**Exercise brief**
Transcribe nothing but the lines from the one with "Output the text content of this document." to the end of the entries, both included, keeping each exact and leaving every picture out.

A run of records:
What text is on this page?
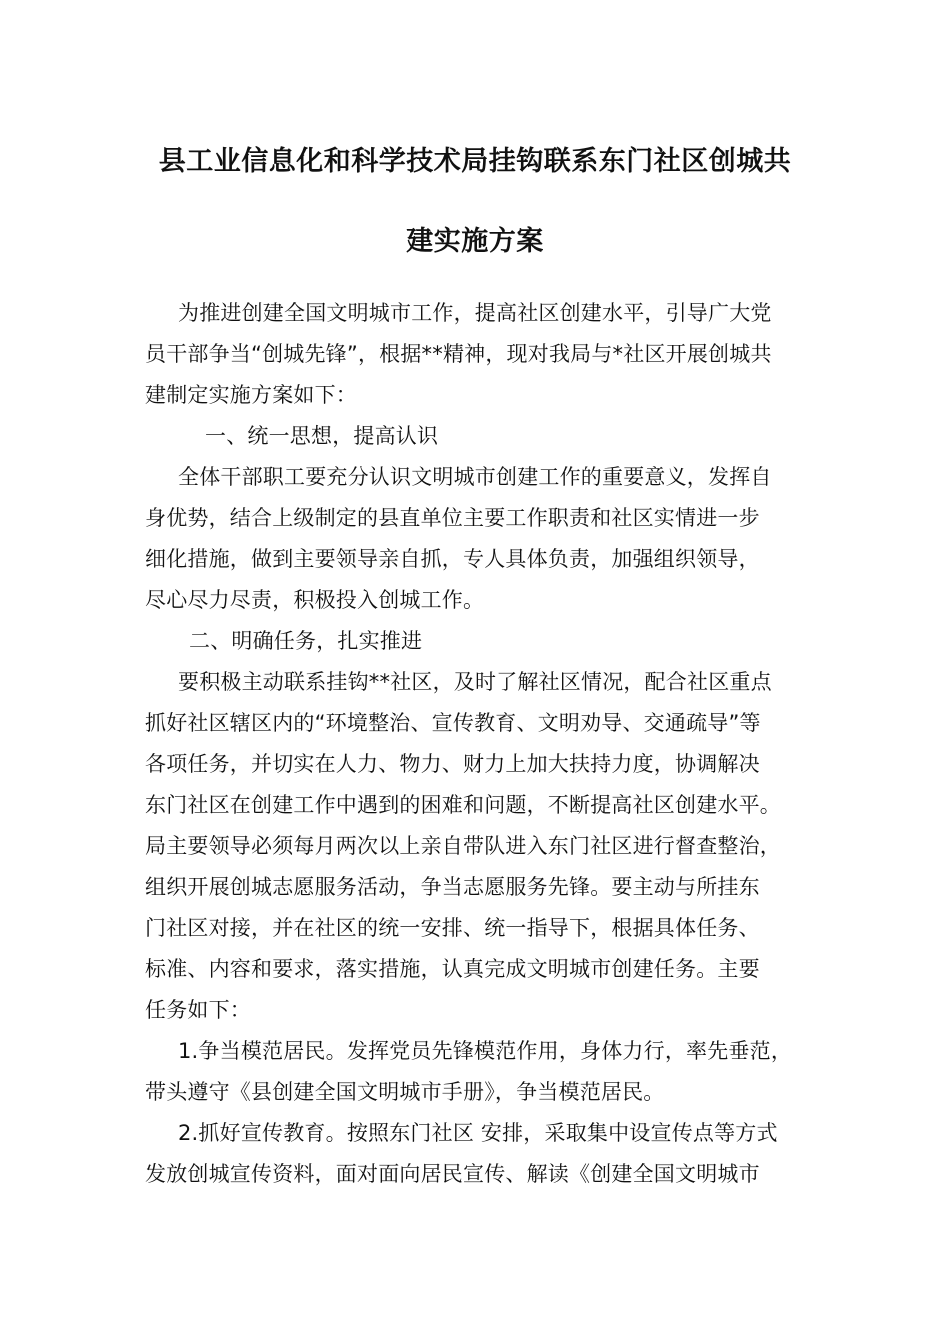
县工业信息化和科学技术局挂钩联系东门社区创城共
建实施方案
为推进创建全国文明城市工作，提高社区创建水平，引导广大党
员干部争当“创城先锋”，根据**精神，现对我局与*社区开展创城共
建制定实施方案如下：
一、统一思想，提高认识
全体干部职工要充分认识文明城市创建工作的重要意义，发挥自
身优势，结合上级制定的县直单位主要工作职责和社区实情进一步
细化措施，做到主要领导亲自抓，专人具体负责，加强组织领导，
尽心尽力尽责，积极投入创城工作。
二、明确任务，扎实推进
要积极主动联系挂钩**社区，及时了解社区情况，配合社区重点
抓好社区辖区内的“环境整治、宣传教育、文明劝导、交通疏导”等
各项任务，并切实在人力、物力、财力上加大扶持力度，协调解决
东门社区在创建工作中遇到的困难和问题，不断提高社区创建水平。
局主要领导必须每月两次以上亲自带队进入东门社区进行督查整治，
组织开展创城志愿服务活动，争当志愿服务先锋。要主动与所挂东
门社区对接，并在社区的统一安排、统一指导下，根据具体任务、
标准、内容和要求，落实措施，认真完成文明城市创建任务。主要
任务如下：
1.争当模范居民。发挥党员先锋模范作用，身体力行，率先垂范，
带头遵守《县创建全国文明城市手册》，争当模范居民。
2.抓好宣传教育。按照东门社区 安排，采取集中设宣传点等方式
发放创城宣传资料，面对面向居民宣传、解读《创建全国文明城市
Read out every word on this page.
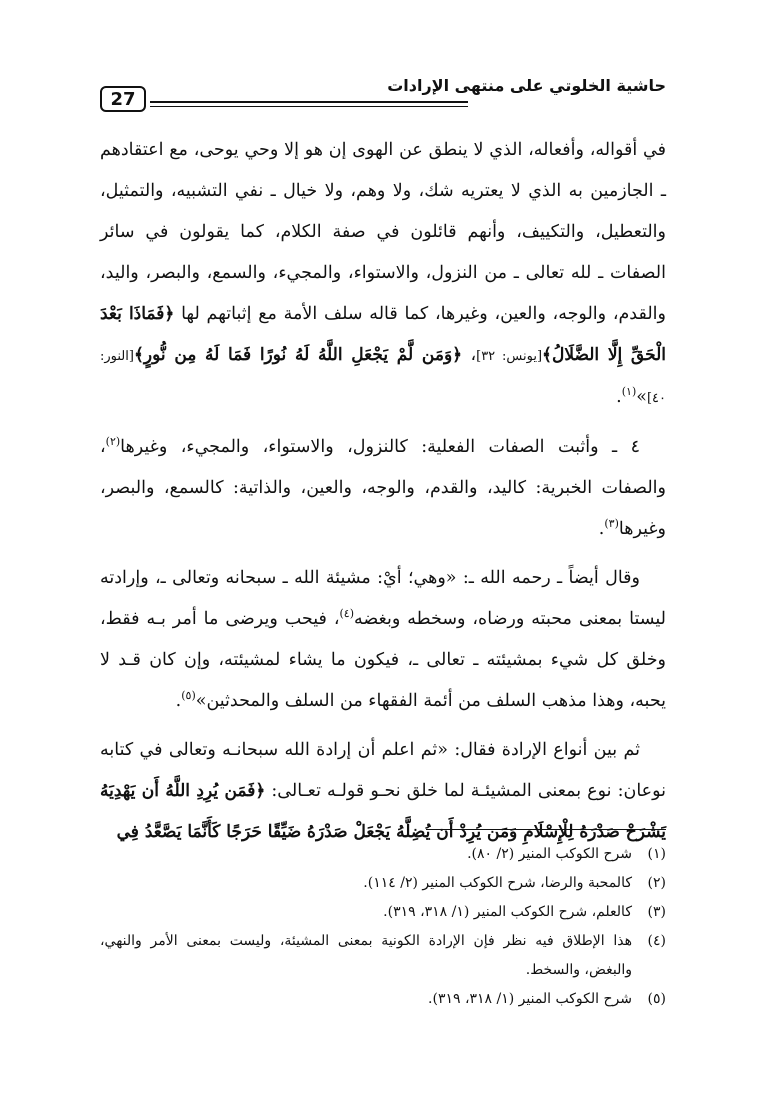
27
حاشية الخلوتي على منتهى الإرادات

في أقواله، وأفعاله، الذي لا ينطق عن الهوى إن هو إلا وحي يوحى، مع اعتقادهم ـ الجازمين به الذي لا يعتريه شك، ولا وهم، ولا خيال ـ نفي التشبيه، والتمثيل، والتعطيل، والتكييف، وأنهم قائلون في صفة الكلام، كما يقولون في سائر الصفات ـ لله تعالى ـ من النزول، والاستواء، والمجيء، والسمع، والبصر، واليد، والقدم، والوجه، والعين، وغيرها، كما قاله سلف الأمة مع إثباتهم لها ﴿فَمَاذَا بَعْدَ الْحَقِّ إِلَّا الضَّلَالُ﴾[يونس: ٣٢]، ﴿وَمَن لَّمْ يَجْعَلِ اللَّهُ لَهُ نُورًا فَمَا لَهُ مِن نُّورٍ﴾[النور: ٤٠]»$^{(١)}$.

٤ ـ وأثبت الصفات الفعلية: كالنزول، والاستواء، والمجيء، وغيرها$^{(٢)}$، والصفات الخبرية: كاليد، والقدم، والوجه، والعين، والذاتية: كالسمع، والبصر، وغيرها$^{(٣)}$.

وقال أيضاً ـ رحمه الله ـ: «وهي؛ أيْ: مشيئة الله ـ سبحانه وتعالى ـ، وإرادته ليستا بمعنى محبته ورضاه، وسخطه وبغضه$^{(٤)}$، فيحب ويرضى ما أمر بـه فقط، وخلق كل شيء بمشيئته ـ تعالى ـ، فيكون ما يشاء لمشيئته، وإن كان قـد لا يحبه، وهذا مذهب السلف من أئمة الفقهاء من السلف والمحدثين»$^{(٥)}$.

ثم بين أنواع الإرادة فقال: «ثم اعلم أن إرادة الله سبحانـه وتعالى في كتابه نوعان: نوع بمعنى المشيئـة لما خلق نحـو قولـه تعـالى: ﴿فَمَن يُرِدِ اللَّهُ أَن يَهْدِيَهُ يَشْرَحْ صَدْرَهُ لِلْإِسْلَامِ وَمَن يُرِدْ أَن يُضِلَّهُ يَجْعَلْ صَدْرَهُ ضَيِّقًا حَرَجًا كَأَنَّمَا يَصَّعَّدُ فِي

(١)
شرح الكوكب المنير (٢/ ٨٠).
(٢)
كالمحبة والرضا، شرح الكوكب المنير (٢/ ١١٤).
(٣)
كالعلم، شرح الكوكب المنير (١/ ٣١٨، ٣١٩).
(٤)
هذا الإطلاق فيه نظر فإن الإرادة الكونية بمعنى المشيئة، وليست بمعنى الأمر والنهي، والبغض، والسخط.
(٥)
شرح الكوكب المنير (١/ ٣١٨، ٣١٩).
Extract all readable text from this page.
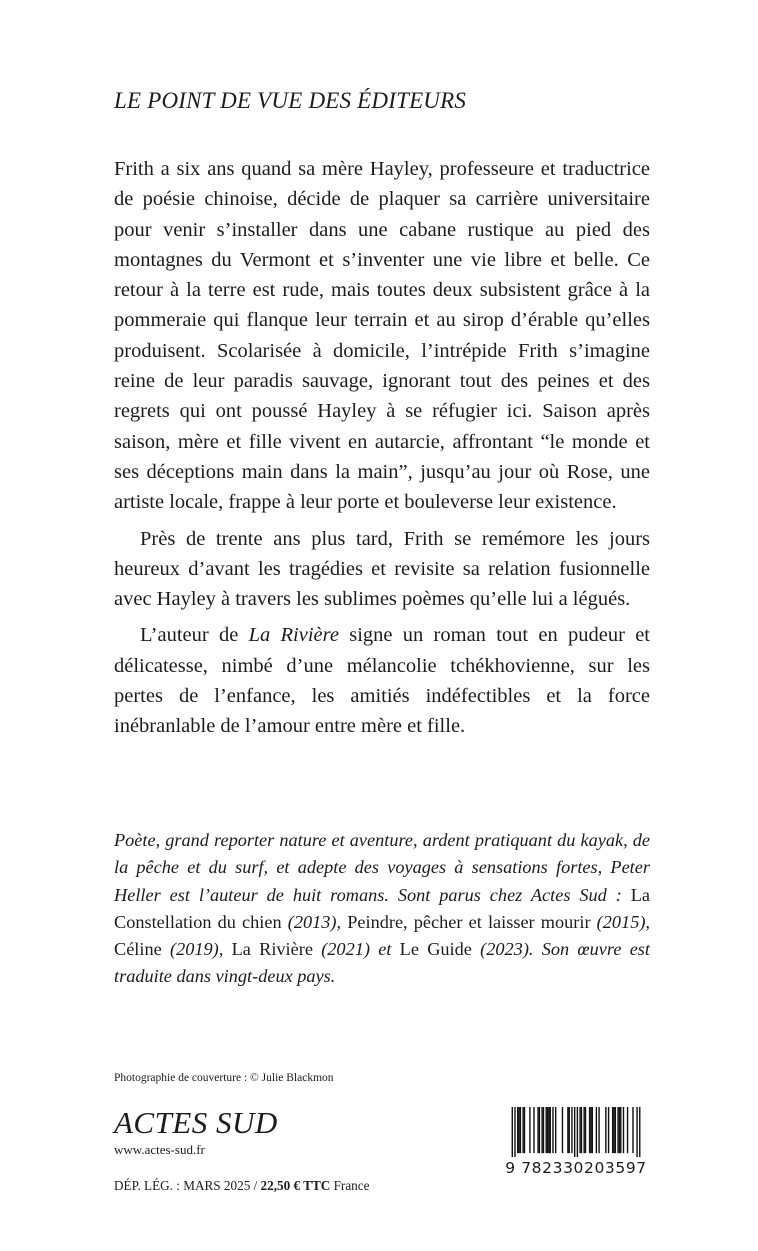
LE POINT DE VUE DES ÉDITEURS

Frith a six ans quand sa mère Hayley, professeure et traductrice de poésie chinoise, décide de plaquer sa carrière universitaire pour venir s’installer dans une cabane rustique au pied des montagnes du Vermont et s’inventer une vie libre et belle. Ce retour à la terre est rude, mais toutes deux subsistent grâce à la pommeraie qui flanque leur terrain et au sirop d’érable qu’elles produisent. Scolarisée à domicile, l’intrépide Frith s’imagine reine de leur paradis sauvage, ignorant tout des peines et des regrets qui ont poussé Hayley à se réfugier ici. Saison après saison, mère et fille vivent en autarcie, affrontant “le monde et ses déceptions main dans la main”, jusqu’au jour où Rose, une artiste locale, frappe à leur porte et bouleverse leur existence.

Près de trente ans plus tard, Frith se remémore les jours heureux d’avant les tragédies et revisite sa relation fusionnelle avec Hayley à travers les sublimes poèmes qu’elle lui a légués.

L’auteur de La Rivière signe un roman tout en pudeur et délicatesse, nimbé d’une mélancolie tchékhovienne, sur les pertes de l’enfance, les amitiés indéfectibles et la force inébranlable de l’amour entre mère et fille.

Poète, grand reporter nature et aventure, ardent pratiquant du kayak, de la pêche et du surf, et adepte des voyages à sensations fortes, Peter Heller est l’auteur de huit romans. Sont parus chez Actes Sud : La Constellation du chien (2013), Peindre, pêcher et laisser mourir (2015), Céline (2019), La Rivière (2021) et Le Guide (2023). Son œuvre est traduite dans vingt-deux pays.

Photographie de couverture : © Julie Blackmon

ACTES SUD
www.actes-sud.fr
DÉP. LÉG. : MARS 2025 / 22,50 € TTC France
9 782330203597
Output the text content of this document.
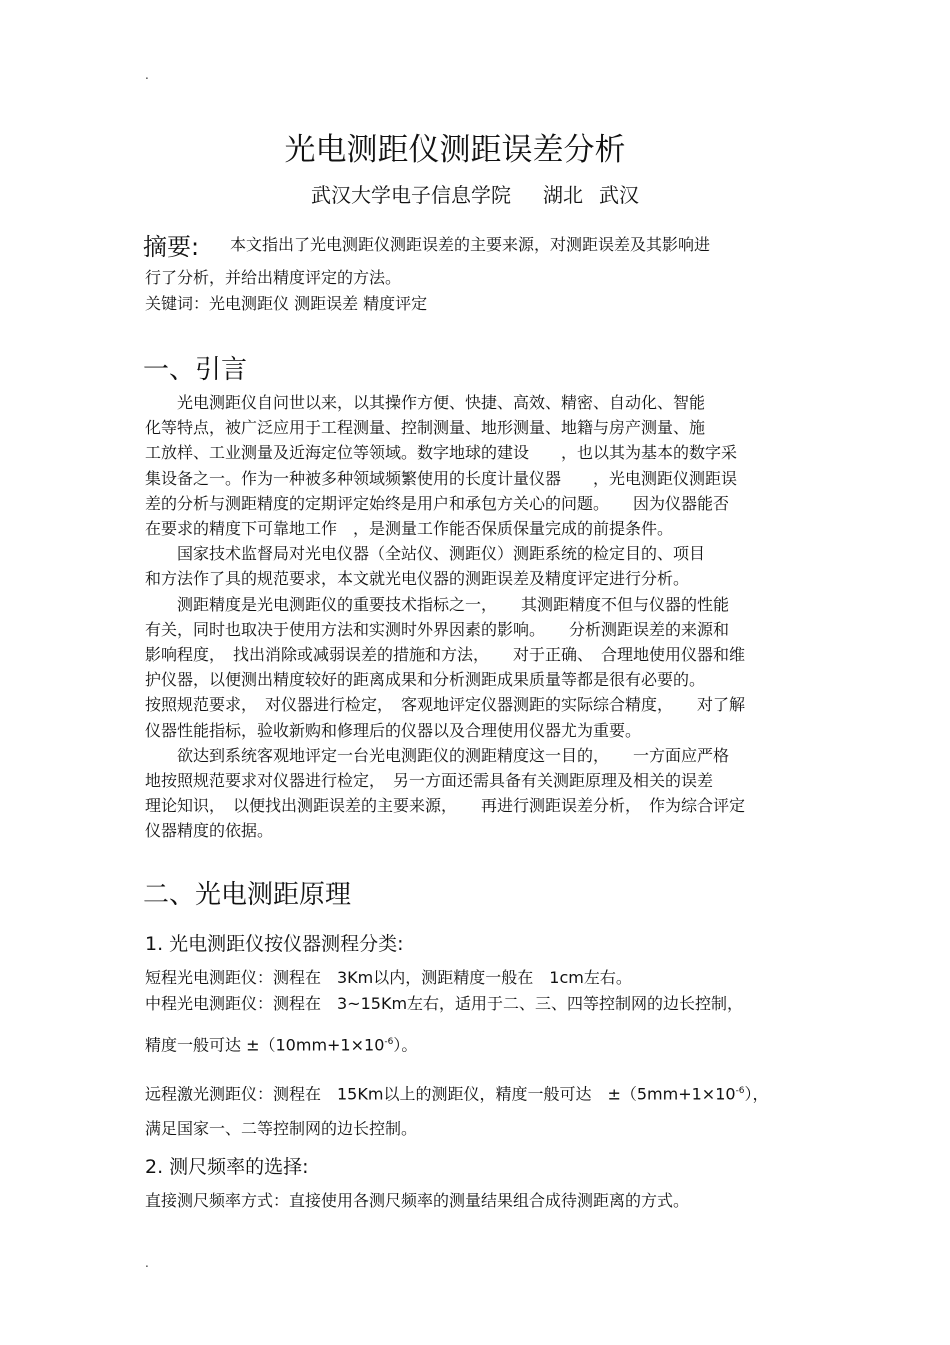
.
光电测距仪测距误差分析
武汉大学电子信息学院 湖北 武汉
摘要: 本文指出了光电测距仪测距误差的主要来源，对测距误差及其影响进
行了分析，并给出精度评定的方法。
关键词：光电测距仪 测距误差 精度评定
一、引言
　　光电测距仪自问世以来，以其操作方便、快捷、高效、精密、自动化、智能
化等特点，被广泛应用于工程测量、控制测量、地形测量、地籍与房产测量、施
工放样、工业测量及近海定位等领域。数字地球的建设　　，也以其为基本的数字采
集设备之一。作为一种被多种领域频繁使用的长度计量仪器　　，光电测距仪测距误
差的分析与测距精度的定期评定始终是用户和承包方关心的问题。　　因为仪器能否
在要求的精度下可靠地工作　，是测量工作能否保质保量完成的前提条件。
　　国家技术监督局对光电仪器（全站仪、测距仪）测距系统的检定目的、项目
和方法作了具的规范要求，本文就光电仪器的测距误差及精度评定进行分析。
　　测距精度是光电测距仪的重要技术指标之一，　　其测距精度不但与仪器的性能
有关，同时也取决于使用方法和实测时外界因素的影响。　　分析测距误差的来源和
影响程度，　找出消除或减弱误差的措施和方法，　　对于正确、　合理地使用仪器和维
护仪器，以便测出精度较好的距离成果和分析测距成果质量等都是很有必要的。
按照规范要求，　对仪器进行检定，　客观地评定仪器测距的实际综合精度，　　对了解
仪器性能指标，验收新购和修理后的仪器以及合理使用仪器尤为重要。
　　欲达到系统客观地评定一台光电测距仪的测距精度这一目的，　　一方面应严格
地按照规范要求对仪器进行检定，　另一方面还需具备有关测距原理及相关的误差
理论知识，　以便找出测距误差的主要来源，　　再进行测距误差分析，　作为综合评定
仪器精度的依据。
二、光电测距原理
1. 光电测距仪按仪器测程分类:
短程光电测距仪：测程在　3Km以内，测距精度一般在　1cm左右。
中程光电测距仪：测程在　3~15Km左右，适用于二、三、四等控制网的边长控制，
精度一般可达 $\pm(10mm+1\times 10^{-6})$。
远程激光测距仪：测程在　15Km以上的测距仪，精度一般可达　$\pm(5mm+1\times 10^{-6})$，
满足国家一、二等控制网的边长控制。
2. 测尺频率的选择:
直接测尺频率方式：直接使用各测尺频率的测量结果组合成待测距离的方式。
.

**Finished answer**
Output the text content of this document.
.
光电测距仪测距误差分析
武汉大学电子信息学院 湖北 武汉
摘要: 本文指出了光电测距仪测距误差的主要来源，对测距误差及其影响进
行了分析，并给出精度评定的方法。
关键词：光电测距仪 测距误差 精度评定
一、引言
　　光电测距仪自问世以来，以其操作方便、快捷、高效、精密、自动化、智能
化等特点，被广泛应用于工程测量、控制测量、地形测量、地籍与房产测量、施
工放样、工业测量及近海定位等领域。数字地球的建设　　，也以其为基本的数字采
集设备之一。作为一种被多种领域频繁使用的长度计量仪器　　，光电测距仪测距误
差的分析与测距精度的定期评定始终是用户和承包方关心的问题。　　因为仪器能否
在要求的精度下可靠地工作　，是测量工作能否保质保量完成的前提条件。
　　国家技术监督局对光电仪器（全站仪、测距仪）测距系统的检定目的、项目
和方法作了具的规范要求，本文就光电仪器的测距误差及精度评定进行分析。
　　测距精度是光电测距仪的重要技术指标之一，　　其测距精度不但与仪器的性能
有关，同时也取决于使用方法和实测时外界因素的影响。　　分析测距误差的来源和
影响程度，　找出消除或减弱误差的措施和方法，　　对于正确、　合理地使用仪器和维
护仪器，以便测出精度较好的距离成果和分析测距成果质量等都是很有必要的。
按照规范要求，　对仪器进行检定，　客观地评定仪器测距的实际综合精度，　　对了解
仪器性能指标，验收新购和修理后的仪器以及合理使用仪器尤为重要。
　　欲达到系统客观地评定一台光电测距仪的测距精度这一目的，　　一方面应严格
地按照规范要求对仪器进行检定，　另一方面还需具备有关测距原理及相关的误差
理论知识，　以便找出测距误差的主要来源，　　再进行测距误差分析，　作为综合评定
仪器精度的依据。
二、光电测距原理
1. 光电测距仪按仪器测程分类:
短程光电测距仪：测程在　3Km以内，测距精度一般在　1cm左右。
中程光电测距仪：测程在　3~15Km左右，适用于二、三、四等控制网的边长控制，
精度一般可达 $\pm(10mm+1\times 10^{-6})$。
远程激光测距仪：测程在　15Km以上的测距仪，精度一般可达　$\pm(5mm+1\times 10^{-6})$，
满足国家一、二等控制网的边长控制。
2. 测尺频率的选择:
直接测尺频率方式：直接使用各测尺频率的测量结果组合成待测距离的方式。
.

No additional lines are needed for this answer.